[Material supplied]
-- Begin --
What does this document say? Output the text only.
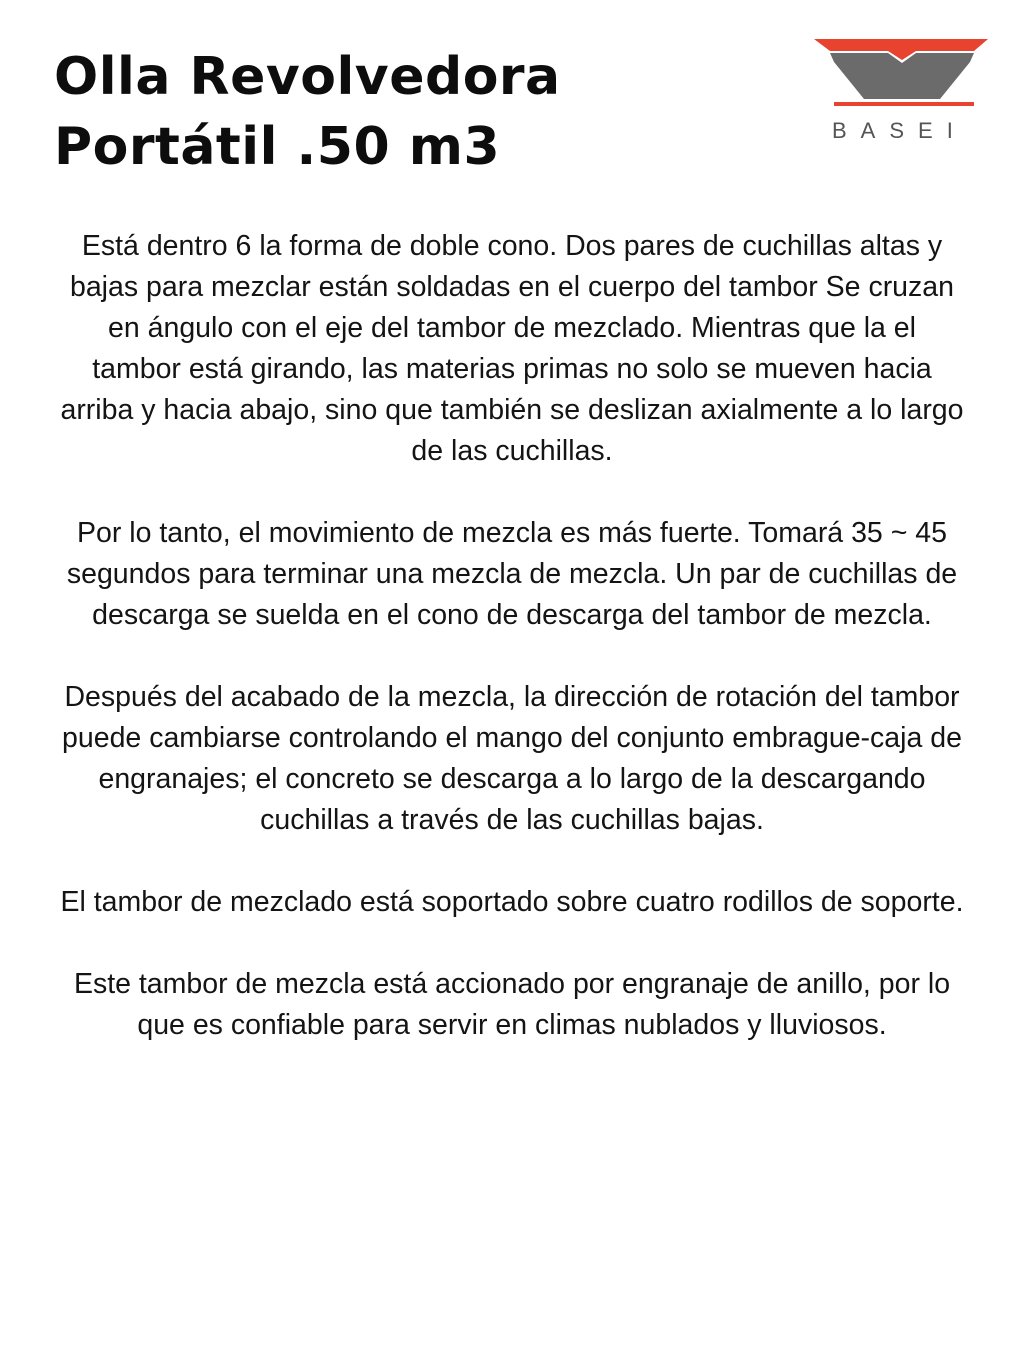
Olla Revolvedora
Portátil .50 m3	BASEI

Está dentro 6 la forma de doble cono. Dos pares de cuchillas altas y bajas para mezclar están soldadas en el cuerpo del tambor Se cruzan en ángulo con el eje del tambor de mezclado. Mientras que la el tambor está girando, las materias primas no solo se mueven hacia arriba y hacia abajo, sino que también se deslizan axialmente a lo largo de las cuchillas.

Por lo tanto, el movimiento de mezcla es más fuerte. Tomará 35 ~ 45 segundos para terminar una mezcla de mezcla. Un par de cuchillas de descarga se suelda en el cono de descarga del tambor de mezcla.

Después del acabado de la mezcla, la dirección de rotación del tambor puede cambiarse controlando el mango del conjunto embrague-caja de engranajes; el concreto se descarga a lo largo de la descargando cuchillas a través de las cuchillas bajas.

El tambor de mezclado está soportado sobre cuatro rodillos de soporte.

Este tambor de mezcla está accionado por engranaje de anillo, por lo que es confiable para servir en climas nublados y lluviosos.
-- End --
Quote every record above exactly, leaving out any pictures.

What does this document say? Output the text only.
Olla Revolvedora
Portátil .50 m3	BASEI

Está dentro 6 la forma de doble cono. Dos pares de cuchillas altas y bajas para mezclar están soldadas en el cuerpo del tambor Se cruzan en ángulo con el eje del tambor de mezclado. Mientras que la el tambor está girando, las materias primas no solo se mueven hacia arriba y hacia abajo, sino que también se deslizan axialmente a lo largo de las cuchillas.

Por lo tanto, el movimiento de mezcla es más fuerte. Tomará 35 ~ 45 segundos para terminar una mezcla de mezcla. Un par de cuchillas de descarga se suelda en el cono de descarga del tambor de mezcla.

Después del acabado de la mezcla, la dirección de rotación del tambor puede cambiarse controlando el mango del conjunto embrague-caja de engranajes; el concreto se descarga a lo largo de la descargando cuchillas a través de las cuchillas bajas.

El tambor de mezclado está soportado sobre cuatro rodillos de soporte.

Este tambor de mezcla está accionado por engranaje de anillo, por lo que es confiable para servir en climas nublados y lluviosos.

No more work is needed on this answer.